■ MATERIAL FOR THIS TASK ■
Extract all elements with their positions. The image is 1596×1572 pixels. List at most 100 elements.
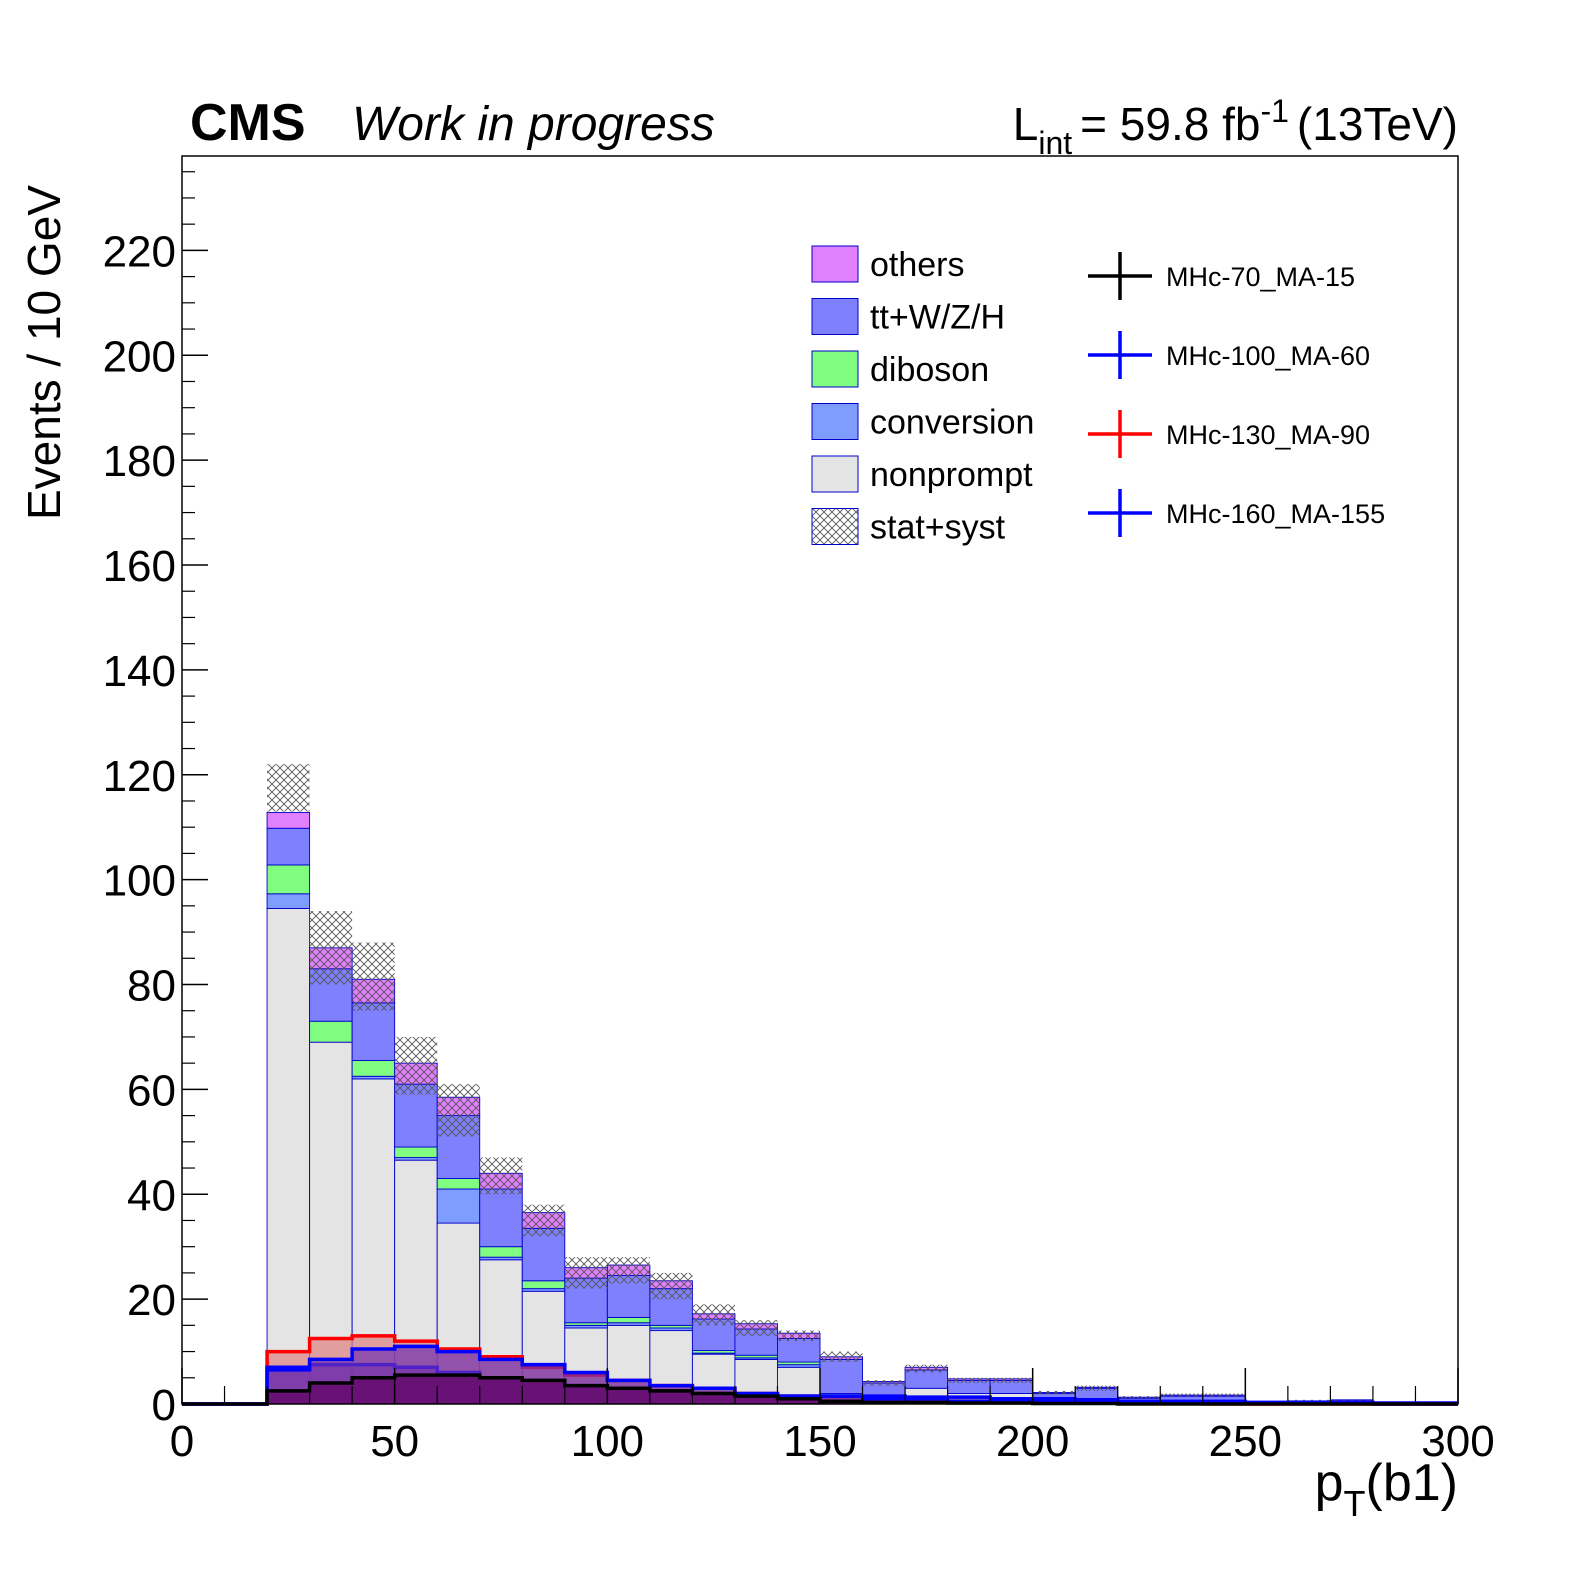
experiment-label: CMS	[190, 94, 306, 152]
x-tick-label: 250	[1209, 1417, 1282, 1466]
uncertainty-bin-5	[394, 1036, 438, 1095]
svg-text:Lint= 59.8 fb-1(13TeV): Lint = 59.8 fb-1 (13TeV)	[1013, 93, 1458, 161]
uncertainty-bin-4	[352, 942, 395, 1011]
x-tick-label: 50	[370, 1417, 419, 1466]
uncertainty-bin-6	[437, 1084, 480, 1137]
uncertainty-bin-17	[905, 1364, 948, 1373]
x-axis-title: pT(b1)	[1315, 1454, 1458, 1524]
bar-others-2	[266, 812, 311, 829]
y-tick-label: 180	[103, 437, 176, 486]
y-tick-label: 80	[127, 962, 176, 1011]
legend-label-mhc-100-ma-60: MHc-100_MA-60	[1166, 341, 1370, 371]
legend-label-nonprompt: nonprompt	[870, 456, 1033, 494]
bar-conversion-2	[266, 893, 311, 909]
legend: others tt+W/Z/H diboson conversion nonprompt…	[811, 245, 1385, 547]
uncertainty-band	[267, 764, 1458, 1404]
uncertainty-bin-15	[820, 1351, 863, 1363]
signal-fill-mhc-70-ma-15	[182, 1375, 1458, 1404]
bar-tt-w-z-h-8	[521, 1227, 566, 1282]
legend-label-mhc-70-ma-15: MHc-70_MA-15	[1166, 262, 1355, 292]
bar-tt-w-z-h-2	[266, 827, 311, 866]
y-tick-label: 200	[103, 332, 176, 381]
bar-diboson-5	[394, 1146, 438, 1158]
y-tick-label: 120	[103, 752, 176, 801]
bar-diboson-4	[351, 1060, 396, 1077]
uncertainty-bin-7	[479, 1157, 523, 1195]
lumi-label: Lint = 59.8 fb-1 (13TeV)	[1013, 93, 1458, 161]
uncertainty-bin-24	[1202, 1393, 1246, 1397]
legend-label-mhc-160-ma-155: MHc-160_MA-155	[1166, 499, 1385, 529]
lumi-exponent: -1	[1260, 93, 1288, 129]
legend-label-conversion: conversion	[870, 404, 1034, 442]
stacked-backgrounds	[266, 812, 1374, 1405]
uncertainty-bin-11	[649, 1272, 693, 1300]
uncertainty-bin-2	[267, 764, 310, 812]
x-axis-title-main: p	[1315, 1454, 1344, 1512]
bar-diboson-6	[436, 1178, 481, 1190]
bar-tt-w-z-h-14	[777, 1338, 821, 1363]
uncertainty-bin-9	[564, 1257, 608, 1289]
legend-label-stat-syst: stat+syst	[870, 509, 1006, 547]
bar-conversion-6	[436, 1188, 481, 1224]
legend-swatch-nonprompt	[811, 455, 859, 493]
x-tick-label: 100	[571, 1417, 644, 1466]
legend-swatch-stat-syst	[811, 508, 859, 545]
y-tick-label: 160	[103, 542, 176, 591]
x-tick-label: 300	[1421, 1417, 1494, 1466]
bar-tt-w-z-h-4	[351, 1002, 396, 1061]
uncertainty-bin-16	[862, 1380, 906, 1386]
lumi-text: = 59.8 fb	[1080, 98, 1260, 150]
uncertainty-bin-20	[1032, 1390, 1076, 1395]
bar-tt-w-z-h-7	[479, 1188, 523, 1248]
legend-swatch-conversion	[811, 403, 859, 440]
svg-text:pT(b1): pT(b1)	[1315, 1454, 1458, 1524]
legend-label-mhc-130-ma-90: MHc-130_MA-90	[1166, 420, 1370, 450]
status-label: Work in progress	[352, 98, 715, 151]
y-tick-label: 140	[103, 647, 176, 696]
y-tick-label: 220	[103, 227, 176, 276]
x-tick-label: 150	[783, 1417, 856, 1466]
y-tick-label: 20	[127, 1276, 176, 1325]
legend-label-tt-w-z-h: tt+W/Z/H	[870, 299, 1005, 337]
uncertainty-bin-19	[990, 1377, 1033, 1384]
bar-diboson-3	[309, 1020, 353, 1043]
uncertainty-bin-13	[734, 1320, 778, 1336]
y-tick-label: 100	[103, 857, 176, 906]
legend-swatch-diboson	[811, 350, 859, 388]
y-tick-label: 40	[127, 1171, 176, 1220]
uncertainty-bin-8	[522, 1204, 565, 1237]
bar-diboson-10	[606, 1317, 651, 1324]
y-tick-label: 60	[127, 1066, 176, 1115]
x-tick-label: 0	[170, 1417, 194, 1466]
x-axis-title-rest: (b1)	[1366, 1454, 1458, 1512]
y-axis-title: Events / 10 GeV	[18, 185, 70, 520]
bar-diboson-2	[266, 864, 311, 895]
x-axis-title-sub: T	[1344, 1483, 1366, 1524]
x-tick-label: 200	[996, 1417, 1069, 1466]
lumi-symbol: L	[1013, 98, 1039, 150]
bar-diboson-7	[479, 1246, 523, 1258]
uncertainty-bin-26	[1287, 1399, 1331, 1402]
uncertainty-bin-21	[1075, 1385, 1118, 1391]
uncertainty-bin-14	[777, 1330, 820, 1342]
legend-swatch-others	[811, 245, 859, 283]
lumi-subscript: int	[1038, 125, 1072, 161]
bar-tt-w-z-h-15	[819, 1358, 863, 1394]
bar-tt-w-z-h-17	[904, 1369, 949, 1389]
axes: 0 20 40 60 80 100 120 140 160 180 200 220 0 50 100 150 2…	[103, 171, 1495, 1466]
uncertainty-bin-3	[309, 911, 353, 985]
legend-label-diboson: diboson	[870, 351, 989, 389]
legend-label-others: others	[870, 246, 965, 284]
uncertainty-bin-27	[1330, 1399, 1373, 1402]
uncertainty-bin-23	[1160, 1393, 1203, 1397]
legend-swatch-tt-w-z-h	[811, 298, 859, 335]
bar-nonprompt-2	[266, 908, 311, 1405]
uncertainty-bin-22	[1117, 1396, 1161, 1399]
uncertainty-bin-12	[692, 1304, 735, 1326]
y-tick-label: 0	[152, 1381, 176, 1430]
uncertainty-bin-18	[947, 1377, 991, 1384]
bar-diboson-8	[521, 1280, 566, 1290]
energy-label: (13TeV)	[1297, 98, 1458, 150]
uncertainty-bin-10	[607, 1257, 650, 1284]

■ BRIEF ■
Lay out all of the data above as a Markdown table with the columns Row and Line, giving each line its row number and omitting blank lines. Leave the pictures out of the table.

■ SOLUTION ■
| Row | Line |
|---|---|
| 1 | Extract all elements with their positions. The image is 1596×1572 pixels. List at most 100 elements. |
| 2 | experiment-label: CMS	[190, 94, 306, 152] |
| 3 | x-tick-label: 250	[1209, 1417, 1282, 1466] |
| 4 | uncertainty-bin-5	[394, 1036, 438, 1095] |
| 5 | svg-text:Lint= 59.8 fb-1(13TeV): Lint = 59.8 fb-1 (13TeV)	[1013, 93, 1458, 161] |
| 6 | uncertainty-bin-4	[352, 942, 395, 1011] |
| 7 | x-tick-label: 50	[370, 1417, 419, 1466] |
| 8 | uncertainty-bin-6	[437, 1084, 480, 1137] |
| 9 | uncertainty-bin-17	[905, 1364, 948, 1373] |
| 10 | x-axis-title: pT(b1)	[1315, 1454, 1458, 1524] |
| 11 | bar-others-2	[266, 812, 311, 829] |
| 12 | y-tick-label: 180	[103, 437, 176, 486] |
| 13 | y-tick-label: 80	[127, 962, 176, 1011] |
| 14 | legend-label-mhc-100-ma-60: MHc-100_MA-60	[1166, 341, 1370, 371] |
| 15 | legend-label-nonprompt: nonprompt	[870, 456, 1033, 494] |
| 16 | bar-conversion-2	[266, 893, 311, 909] |
| 17 | legend: others tt+W/Z/H diboson conversion nonprompt…	[811, 245, 1385, 547] |
| 18 | uncertainty-band	[267, 764, 1458, 1404] |
| 19 | uncertainty-bin-15	[820, 1351, 863, 1363] |
| 20 | signal-fill-mhc-70-ma-15	[182, 1375, 1458, 1404] |
| 21 | bar-tt-w-z-h-8	[521, 1227, 566, 1282] |
| 22 | legend-label-mhc-70-ma-15: MHc-70_MA-15	[1166, 262, 1355, 292] |
| 23 | bar-tt-w-z-h-2	[266, 827, 311, 866] |
| 24 | y-tick-label: 200	[103, 332, 176, 381] |
| 25 | bar-diboson-5	[394, 1146, 438, 1158] |
| 26 | y-tick-label: 120	[103, 752, 176, 801] |
| 27 | bar-diboson-4	[351, 1060, 396, 1077] |
| 28 | uncertainty-bin-7	[479, 1157, 523, 1195] |
| 29 | lumi-label: Lint = 59.8 fb-1 (13TeV)	[1013, 93, 1458, 161] |
| 30 | uncertainty-bin-24	[1202, 1393, 1246, 1397] |
| 31 | legend-label-mhc-160-ma-155: MHc-160_MA-155	[1166, 499, 1385, 529] |
| 32 | lumi-exponent: -1	[1260, 93, 1288, 129] |
| 33 | legend-label-conversion: conversion	[870, 404, 1034, 442] |
| 34 | stacked-backgrounds	[266, 812, 1374, 1405] |
| 35 | uncertainty-bin-11	[649, 1272, 693, 1300] |
| 36 | uncertainty-bin-2	[267, 764, 310, 812] |
| 37 | x-axis-title-main: p	[1315, 1454, 1344, 1512] |
| 38 | bar-diboson-6	[436, 1178, 481, 1190] |
| 39 | bar-tt-w-z-h-14	[777, 1338, 821, 1363] |
| 40 | uncertainty-bin-9	[564, 1257, 608, 1289] |
| 41 | legend-label-stat-syst: stat+syst	[870, 509, 1006, 547] |
| 42 | bar-conversion-6	[436, 1188, 481, 1224] |
| 43 | legend-swatch-nonprompt	[811, 455, 859, 493] |
| 44 | x-tick-label: 100	[571, 1417, 644, 1466] |
| 45 | legend-swatch-stat-syst	[811, 508, 859, 545] |
| 46 | y-tick-label: 160	[103, 542, 176, 591] |
| 47 | x-tick-label: 300	[1421, 1417, 1494, 1466] |
| 48 | bar-tt-w-z-h-4	[351, 1002, 396, 1061] |
| 49 | uncertainty-bin-16	[862, 1380, 906, 1386] |
| 50 | lumi-text: = 59.8 fb	[1080, 98, 1260, 150] |
| 51 | uncertainty-bin-20	[1032, 1390, 1076, 1395] |
| 52 | bar-tt-w-z-h-7	[479, 1188, 523, 1248] |
| 53 | legend-swatch-conversion	[811, 403, 859, 440] |
| 54 | svg-text:pT(b1): pT(b1)	[1315, 1454, 1458, 1524] |
| 55 | legend-label-mhc-130-ma-90: MHc-130_MA-90	[1166, 420, 1370, 450] |
| 56 | status-label: Work in progress	[352, 98, 715, 151] |
| 57 | y-tick-label: 140	[103, 647, 176, 696] |
| 58 | y-tick-label: 220	[103, 227, 176, 276] |
| 59 | x-tick-label: 150	[783, 1417, 856, 1466] |
| 60 | y-tick-label: 20	[127, 1276, 176, 1325] |
| 61 | legend-label-tt-w-z-h: tt+W/Z/H	[870, 299, 1005, 337] |
| 62 | uncertainty-bin-19	[990, 1377, 1033, 1384] |
| 63 | bar-diboson-3	[309, 1020, 353, 1043] |
| 64 | uncertainty-bin-13	[734, 1320, 778, 1336] |
| 65 | y-tick-label: 100	[103, 857, 176, 906] |
| 66 | legend-swatch-diboson	[811, 350, 859, 388] |
| 67 | y-tick-label: 40	[127, 1171, 176, 1220] |
| 68 | uncertainty-bin-8	[522, 1204, 565, 1237] |
| 69 | bar-diboson-10	[606, 1317, 651, 1324] |
| 70 | y-tick-label: 60	[127, 1066, 176, 1115] |
| 71 | x-tick-label: 0	[170, 1417, 194, 1466] |
| 72 | x-axis-title-rest: (b1)	[1366, 1454, 1458, 1512] |
| 73 | y-axis-title: Events / 10 GeV	[18, 185, 70, 520] |
| 74 | bar-diboson-2	[266, 864, 311, 895] |
| 75 | x-axis-title-sub: T	[1344, 1483, 1366, 1524] |
| 76 | x-tick-label: 200	[996, 1417, 1069, 1466] |
| 77 | lumi-symbol: L	[1013, 98, 1039, 150] |
| 78 | bar-diboson-7	[479, 1246, 523, 1258] |
| 79 | uncertainty-bin-26	[1287, 1399, 1331, 1402] |
| 80 | uncertainty-bin-21	[1075, 1385, 1118, 1391] |
| 81 | uncertainty-bin-14	[777, 1330, 820, 1342] |
| 82 | legend-swatch-others	[811, 245, 859, 283] |
| 83 | lumi-subscript: int	[1038, 125, 1072, 161] |
| 84 | bar-tt-w-z-h-15	[819, 1358, 863, 1394] |
| 85 | bar-tt-w-z-h-17	[904, 1369, 949, 1389] |
| 86 | axes: 0 20 40 60 80 100 120 140 160 180 200 220 0 50 100 150 2…	[103, 171, 1495, 1466] |
| 87 | uncertainty-bin-3	[309, 911, 353, 985] |
| 88 | legend-label-diboson: diboson	[870, 351, 989, 389] |
| 89 | legend-label-others: others	[870, 246, 965, 284] |
| 90 | uncertainty-bin-27	[1330, 1399, 1373, 1402] |
| 91 | uncertainty-bin-23	[1160, 1393, 1203, 1397] |
| 92 | legend-swatch-tt-w-z-h	[811, 298, 859, 335] |
| 93 | bar-nonprompt-2	[266, 908, 311, 1405] |
| 94 | uncertainty-bin-22	[1117, 1396, 1161, 1399] |
| 95 | uncertainty-bin-12	[692, 1304, 735, 1326] |
| 96 | y-tick-label: 0	[152, 1381, 176, 1430] |
| 97 | uncertainty-bin-18	[947, 1377, 991, 1384] |
| 98 | bar-diboson-8	[521, 1280, 566, 1290] |
| 99 | energy-label: (13TeV)	[1297, 98, 1458, 150] |
| 100 | uncertainty-bin-10	[607, 1257, 650, 1284] |